# INSTRUCTIONS FOR THE TASK
Every entry below must appear again, exactly as written.

··· INPUT ROWS ···

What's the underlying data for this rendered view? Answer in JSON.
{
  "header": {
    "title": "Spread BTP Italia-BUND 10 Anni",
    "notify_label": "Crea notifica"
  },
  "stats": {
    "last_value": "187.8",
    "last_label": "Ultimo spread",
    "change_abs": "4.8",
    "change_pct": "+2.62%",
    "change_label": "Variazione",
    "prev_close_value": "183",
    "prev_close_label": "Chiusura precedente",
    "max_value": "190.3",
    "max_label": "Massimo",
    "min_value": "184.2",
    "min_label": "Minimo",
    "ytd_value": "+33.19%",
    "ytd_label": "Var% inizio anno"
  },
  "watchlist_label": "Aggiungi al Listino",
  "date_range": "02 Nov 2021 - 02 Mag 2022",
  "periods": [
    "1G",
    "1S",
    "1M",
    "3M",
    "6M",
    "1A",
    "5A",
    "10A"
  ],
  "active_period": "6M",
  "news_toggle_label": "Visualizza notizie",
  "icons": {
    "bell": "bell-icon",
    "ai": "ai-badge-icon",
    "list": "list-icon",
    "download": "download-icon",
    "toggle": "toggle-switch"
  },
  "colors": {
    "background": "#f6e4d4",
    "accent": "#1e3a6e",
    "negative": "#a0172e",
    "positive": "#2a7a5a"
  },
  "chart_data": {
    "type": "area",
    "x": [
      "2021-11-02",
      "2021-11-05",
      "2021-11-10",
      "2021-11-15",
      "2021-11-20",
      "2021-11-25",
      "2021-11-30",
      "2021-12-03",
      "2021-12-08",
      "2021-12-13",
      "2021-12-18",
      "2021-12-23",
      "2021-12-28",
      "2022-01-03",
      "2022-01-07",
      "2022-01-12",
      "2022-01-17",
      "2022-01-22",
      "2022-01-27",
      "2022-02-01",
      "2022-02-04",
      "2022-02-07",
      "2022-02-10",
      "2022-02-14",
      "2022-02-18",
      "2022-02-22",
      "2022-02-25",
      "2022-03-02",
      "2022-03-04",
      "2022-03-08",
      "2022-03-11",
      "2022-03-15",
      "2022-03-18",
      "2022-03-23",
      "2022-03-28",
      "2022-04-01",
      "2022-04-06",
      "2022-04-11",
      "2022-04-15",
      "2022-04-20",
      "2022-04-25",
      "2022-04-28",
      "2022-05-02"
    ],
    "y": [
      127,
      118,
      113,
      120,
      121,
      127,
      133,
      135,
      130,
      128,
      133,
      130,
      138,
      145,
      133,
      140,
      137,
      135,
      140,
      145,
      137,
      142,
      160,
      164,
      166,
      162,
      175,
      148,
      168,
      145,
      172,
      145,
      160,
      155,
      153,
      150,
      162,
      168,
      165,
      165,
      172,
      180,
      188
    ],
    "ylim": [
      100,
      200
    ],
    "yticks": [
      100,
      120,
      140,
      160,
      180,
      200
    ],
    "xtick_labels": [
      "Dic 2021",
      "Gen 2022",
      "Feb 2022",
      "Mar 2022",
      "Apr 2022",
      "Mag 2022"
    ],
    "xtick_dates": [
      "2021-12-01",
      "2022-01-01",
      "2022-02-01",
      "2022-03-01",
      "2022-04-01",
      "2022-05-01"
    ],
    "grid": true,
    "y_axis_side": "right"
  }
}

···

# EXERCISE RESULT
What's the underlying data for this rendered view? Answer in JSON.
{
  "header": {
    "title": "Spread BTP Italia-BUND 10 Anni",
    "notify_label": "Crea notifica"
  },
  "stats": {
    "last_value": "187.8",
    "last_label": "Ultimo spread",
    "change_abs": "4.8",
    "change_pct": "+2.62%",
    "change_label": "Variazione",
    "prev_close_value": "183",
    "prev_close_label": "Chiusura precedente",
    "max_value": "190.3",
    "max_label": "Massimo",
    "min_value": "184.2",
    "min_label": "Minimo",
    "ytd_value": "+33.19%",
    "ytd_label": "Var% inizio anno"
  },
  "watchlist_label": "Aggiungi al Listino",
  "date_range": "02 Nov 2021 - 02 Mag 2022",
  "periods": [
    "1G",
    "1S",
    "1M",
    "3M",
    "6M",
    "1A",
    "5A",
    "10A"
  ],
  "active_period": "6M",
  "news_toggle_label": "Visualizza notizie",
  "icons": {
    "bell": "bell-icon",
    "ai": "ai-badge-icon",
    "list": "list-icon",
    "download": "download-icon",
    "toggle": "toggle-switch"
  },
  "colors": {
    "background": "#f6e4d4",
    "accent": "#1e3a6e",
    "negative": "#a0172e",
    "positive": "#2a7a5a"
  },
  "chart_data": {
    "type": "area",
    "x": [
      "2021-11-02",
      "2021-11-05",
      "2021-11-10",
      "2021-11-15",
      "2021-11-20",
      "2021-11-25",
      "2021-11-30",
      "2021-12-03",
      "2021-12-08",
      "2021-12-13",
      "2021-12-18",
      "2021-12-23",
      "2021-12-28",
      "2022-01-03",
      "2022-01-07",
      "2022-01-12",
      "2022-01-17",
      "2022-01-22",
      "2022-01-27",
      "2022-02-01",
      "2022-02-04",
      "2022-02-07",
      "2022-02-10",
      "2022-02-14",
      "2022-02-18",
      "2022-02-22",
      "2022-02-25",
      "2022-03-02",
      "2022-03-04",
      "2022-03-08",
      "2022-03-11",
      "2022-03-15",
      "2022-03-18",
      "2022-03-23",
      "2022-03-28",
      "2022-04-01",
      "2022-04-06",
      "2022-04-11",
      "2022-04-15",
      "2022-04-20",
      "2022-04-25",
      "2022-04-28",
      "2022-05-02"
    ],
    "y": [
      127,
      118,
      113,
      120,
      121,
      127,
      133,
      135,
      130,
      128,
      133,
      130,
      138,
      145,
      133,
      140,
      137,
      135,
      140,
      145,
      137,
      142,
      160,
      164,
      166,
      162,
      175,
      148,
      168,
      145,
      172,
      145,
      160,
      155,
      153,
      150,
      162,
      168,
      165,
      165,
      172,
      180,
      188
    ],
    "ylim": [
      100,
      200
    ],
    "yticks": [
      100,
      120,
      140,
      160,
      180,
      200
    ],
    "xtick_labels": [
      "Dic 2021",
      "Gen 2022",
      "Feb 2022",
      "Mar 2022",
      "Apr 2022",
      "Mag 2022"
    ],
    "xtick_dates": [
      "2021-12-01",
      "2022-01-01",
      "2022-02-01",
      "2022-03-01",
      "2022-04-01",
      "2022-05-01"
    ],
    "grid": true,
    "y_axis_side": "right"
  }
}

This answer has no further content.